• What the task asks: Your task is to repeat the listing exactly.
== == ==
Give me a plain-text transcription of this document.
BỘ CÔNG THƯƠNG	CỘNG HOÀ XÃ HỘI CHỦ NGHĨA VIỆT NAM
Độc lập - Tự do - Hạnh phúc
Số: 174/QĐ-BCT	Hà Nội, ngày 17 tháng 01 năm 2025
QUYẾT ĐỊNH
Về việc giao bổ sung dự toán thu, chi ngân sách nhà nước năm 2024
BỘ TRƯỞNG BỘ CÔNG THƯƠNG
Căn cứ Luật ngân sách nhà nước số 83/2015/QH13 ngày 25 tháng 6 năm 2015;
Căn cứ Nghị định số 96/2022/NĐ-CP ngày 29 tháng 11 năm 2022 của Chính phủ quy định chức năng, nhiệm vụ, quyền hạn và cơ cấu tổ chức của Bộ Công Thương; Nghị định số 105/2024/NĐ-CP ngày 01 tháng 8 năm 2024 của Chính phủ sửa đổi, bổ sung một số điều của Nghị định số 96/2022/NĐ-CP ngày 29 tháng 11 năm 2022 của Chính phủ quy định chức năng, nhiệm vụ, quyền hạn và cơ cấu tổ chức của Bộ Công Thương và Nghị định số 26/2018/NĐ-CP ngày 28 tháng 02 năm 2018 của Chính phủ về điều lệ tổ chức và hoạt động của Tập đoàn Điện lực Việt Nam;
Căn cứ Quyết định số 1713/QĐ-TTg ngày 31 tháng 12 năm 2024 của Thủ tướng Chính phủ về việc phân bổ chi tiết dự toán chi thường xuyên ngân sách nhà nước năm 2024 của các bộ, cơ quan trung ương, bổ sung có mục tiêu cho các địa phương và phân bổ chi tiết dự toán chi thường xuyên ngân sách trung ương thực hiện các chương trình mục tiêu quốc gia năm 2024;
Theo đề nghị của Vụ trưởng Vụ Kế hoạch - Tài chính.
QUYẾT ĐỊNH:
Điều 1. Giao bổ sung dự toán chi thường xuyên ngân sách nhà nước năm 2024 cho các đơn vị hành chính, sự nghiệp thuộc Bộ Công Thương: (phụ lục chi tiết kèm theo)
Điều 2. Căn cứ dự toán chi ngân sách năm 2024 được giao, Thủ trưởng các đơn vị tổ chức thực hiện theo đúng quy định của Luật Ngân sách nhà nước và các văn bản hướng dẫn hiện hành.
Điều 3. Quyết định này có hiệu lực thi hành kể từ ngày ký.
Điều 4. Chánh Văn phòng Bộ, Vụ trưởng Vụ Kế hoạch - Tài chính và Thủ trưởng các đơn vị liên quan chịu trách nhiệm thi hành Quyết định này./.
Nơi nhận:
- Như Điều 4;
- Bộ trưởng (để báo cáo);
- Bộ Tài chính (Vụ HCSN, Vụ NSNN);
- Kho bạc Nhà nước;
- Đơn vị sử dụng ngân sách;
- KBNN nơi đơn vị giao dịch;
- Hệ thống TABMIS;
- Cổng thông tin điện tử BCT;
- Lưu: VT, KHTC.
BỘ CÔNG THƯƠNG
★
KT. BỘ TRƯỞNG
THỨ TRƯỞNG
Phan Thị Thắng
== == ==
• The answer:
Give me a plain-text transcription of this document.
BỘ CÔNG THƯƠNG	CỘNG HOÀ XÃ HỘI CHỦ NGHĨA VIỆT NAM
Độc lập - Tự do - Hạnh phúc
Số: 174/QĐ-BCT	Hà Nội, ngày 17 tháng 01 năm 2025
QUYẾT ĐỊNH
Về việc giao bổ sung dự toán thu, chi ngân sách nhà nước năm 2024
BỘ TRƯỞNG BỘ CÔNG THƯƠNG
Căn cứ Luật ngân sách nhà nước số 83/2015/QH13 ngày 25 tháng 6 năm 2015;
Căn cứ Nghị định số 96/2022/NĐ-CP ngày 29 tháng 11 năm 2022 của Chính phủ quy định chức năng, nhiệm vụ, quyền hạn và cơ cấu tổ chức của Bộ Công Thương; Nghị định số 105/2024/NĐ-CP ngày 01 tháng 8 năm 2024 của Chính phủ sửa đổi, bổ sung một số điều của Nghị định số 96/2022/NĐ-CP ngày 29 tháng 11 năm 2022 của Chính phủ quy định chức năng, nhiệm vụ, quyền hạn và cơ cấu tổ chức của Bộ Công Thương và Nghị định số 26/2018/NĐ-CP ngày 28 tháng 02 năm 2018 của Chính phủ về điều lệ tổ chức và hoạt động của Tập đoàn Điện lực Việt Nam;
Căn cứ Quyết định số 1713/QĐ-TTg ngày 31 tháng 12 năm 2024 của Thủ tướng Chính phủ về việc phân bổ chi tiết dự toán chi thường xuyên ngân sách nhà nước năm 2024 của các bộ, cơ quan trung ương, bổ sung có mục tiêu cho các địa phương và phân bổ chi tiết dự toán chi thường xuyên ngân sách trung ương thực hiện các chương trình mục tiêu quốc gia năm 2024;
Theo đề nghị của Vụ trưởng Vụ Kế hoạch - Tài chính.
QUYẾT ĐỊNH:
Điều 1. Giao bổ sung dự toán chi thường xuyên ngân sách nhà nước năm 2024 cho các đơn vị hành chính, sự nghiệp thuộc Bộ Công Thương: (phụ lục chi tiết kèm theo)
Điều 2. Căn cứ dự toán chi ngân sách năm 2024 được giao, Thủ trưởng các đơn vị tổ chức thực hiện theo đúng quy định của Luật Ngân sách nhà nước và các văn bản hướng dẫn hiện hành.
Điều 3. Quyết định này có hiệu lực thi hành kể từ ngày ký.
Điều 4. Chánh Văn phòng Bộ, Vụ trưởng Vụ Kế hoạch - Tài chính và Thủ trưởng các đơn vị liên quan chịu trách nhiệm thi hành Quyết định này./.
Nơi nhận:
- Như Điều 4;
- Bộ trưởng (để báo cáo);
- Bộ Tài chính (Vụ HCSN, Vụ NSNN);
- Kho bạc Nhà nước;
- Đơn vị sử dụng ngân sách;
- KBNN nơi đơn vị giao dịch;
- Hệ thống TABMIS;
- Cổng thông tin điện tử BCT;
- Lưu: VT, KHTC.
BỘ CÔNG THƯƠNG
★
KT. BỘ TRƯỞNG
THỨ TRƯỞNG
Phan Thị Thắng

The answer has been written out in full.